TASK OBJECTIVE = Present the following entries again, word for word and in full.

Excerpt from a dataset

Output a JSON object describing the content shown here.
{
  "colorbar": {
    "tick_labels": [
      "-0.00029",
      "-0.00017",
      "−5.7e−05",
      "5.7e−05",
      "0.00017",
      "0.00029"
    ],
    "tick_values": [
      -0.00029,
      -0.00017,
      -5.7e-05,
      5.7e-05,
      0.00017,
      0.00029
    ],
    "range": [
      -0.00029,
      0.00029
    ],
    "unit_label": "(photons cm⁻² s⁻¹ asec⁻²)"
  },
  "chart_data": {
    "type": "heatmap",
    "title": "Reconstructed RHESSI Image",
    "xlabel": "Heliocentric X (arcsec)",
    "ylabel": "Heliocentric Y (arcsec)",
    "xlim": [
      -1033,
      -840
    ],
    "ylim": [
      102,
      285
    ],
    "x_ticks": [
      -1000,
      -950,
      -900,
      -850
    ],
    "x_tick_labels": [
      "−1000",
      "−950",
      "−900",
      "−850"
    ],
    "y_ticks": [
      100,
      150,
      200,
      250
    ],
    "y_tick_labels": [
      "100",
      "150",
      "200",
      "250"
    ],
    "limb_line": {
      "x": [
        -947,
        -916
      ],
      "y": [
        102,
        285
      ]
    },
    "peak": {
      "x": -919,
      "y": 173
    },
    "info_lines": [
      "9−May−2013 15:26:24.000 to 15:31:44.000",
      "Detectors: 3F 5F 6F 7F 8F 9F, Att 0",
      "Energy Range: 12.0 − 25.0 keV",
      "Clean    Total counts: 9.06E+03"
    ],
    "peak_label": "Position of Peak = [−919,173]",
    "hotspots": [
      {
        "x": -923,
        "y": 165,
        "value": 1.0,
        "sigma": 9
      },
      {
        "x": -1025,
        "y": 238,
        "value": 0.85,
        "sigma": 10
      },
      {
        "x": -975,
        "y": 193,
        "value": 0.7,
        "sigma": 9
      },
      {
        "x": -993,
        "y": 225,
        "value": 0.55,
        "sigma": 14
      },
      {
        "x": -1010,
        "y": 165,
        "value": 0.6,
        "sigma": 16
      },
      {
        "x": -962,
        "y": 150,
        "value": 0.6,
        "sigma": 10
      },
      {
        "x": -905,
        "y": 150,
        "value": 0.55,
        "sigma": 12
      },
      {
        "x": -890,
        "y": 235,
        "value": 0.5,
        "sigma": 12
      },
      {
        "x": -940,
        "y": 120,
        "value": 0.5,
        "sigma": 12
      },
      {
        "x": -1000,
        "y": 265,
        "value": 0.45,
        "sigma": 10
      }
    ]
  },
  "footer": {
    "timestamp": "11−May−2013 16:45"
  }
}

EXERCISE RESPONSE =
Output a JSON object describing the content shown here.
{
  "colorbar": {
    "tick_labels": [
      "-0.00029",
      "-0.00017",
      "−5.7e−05",
      "5.7e−05",
      "0.00017",
      "0.00029"
    ],
    "tick_values": [
      -0.00029,
      -0.00017,
      -5.7e-05,
      5.7e-05,
      0.00017,
      0.00029
    ],
    "range": [
      -0.00029,
      0.00029
    ],
    "unit_label": "(photons cm⁻² s⁻¹ asec⁻²)"
  },
  "chart_data": {
    "type": "heatmap",
    "title": "Reconstructed RHESSI Image",
    "xlabel": "Heliocentric X (arcsec)",
    "ylabel": "Heliocentric Y (arcsec)",
    "xlim": [
      -1033,
      -840
    ],
    "ylim": [
      102,
      285
    ],
    "x_ticks": [
      -1000,
      -950,
      -900,
      -850
    ],
    "x_tick_labels": [
      "−1000",
      "−950",
      "−900",
      "−850"
    ],
    "y_ticks": [
      100,
      150,
      200,
      250
    ],
    "y_tick_labels": [
      "100",
      "150",
      "200",
      "250"
    ],
    "limb_line": {
      "x": [
        -947,
        -916
      ],
      "y": [
        102,
        285
      ]
    },
    "peak": {
      "x": -919,
      "y": 173
    },
    "info_lines": [
      "9−May−2013 15:26:24.000 to 15:31:44.000",
      "Detectors: 3F 5F 6F 7F 8F 9F, Att 0",
      "Energy Range: 12.0 − 25.0 keV",
      "Clean    Total counts: 9.06E+03"
    ],
    "peak_label": "Position of Peak = [−919,173]",
    "hotspots": [
      {
        "x": -923,
        "y": 165,
        "value": 1.0,
        "sigma": 9
      },
      {
        "x": -1025,
        "y": 238,
        "value": 0.85,
        "sigma": 10
      },
      {
        "x": -975,
        "y": 193,
        "value": 0.7,
        "sigma": 9
      },
      {
        "x": -993,
        "y": 225,
        "value": 0.55,
        "sigma": 14
      },
      {
        "x": -1010,
        "y": 165,
        "value": 0.6,
        "sigma": 16
      },
      {
        "x": -962,
        "y": 150,
        "value": 0.6,
        "sigma": 10
      },
      {
        "x": -905,
        "y": 150,
        "value": 0.55,
        "sigma": 12
      },
      {
        "x": -890,
        "y": 235,
        "value": 0.5,
        "sigma": 12
      },
      {
        "x": -940,
        "y": 120,
        "value": 0.5,
        "sigma": 12
      },
      {
        "x": -1000,
        "y": 265,
        "value": 0.45,
        "sigma": 10
      }
    ]
  },
  "footer": {
    "timestamp": "11−May−2013 16:45"
  }
}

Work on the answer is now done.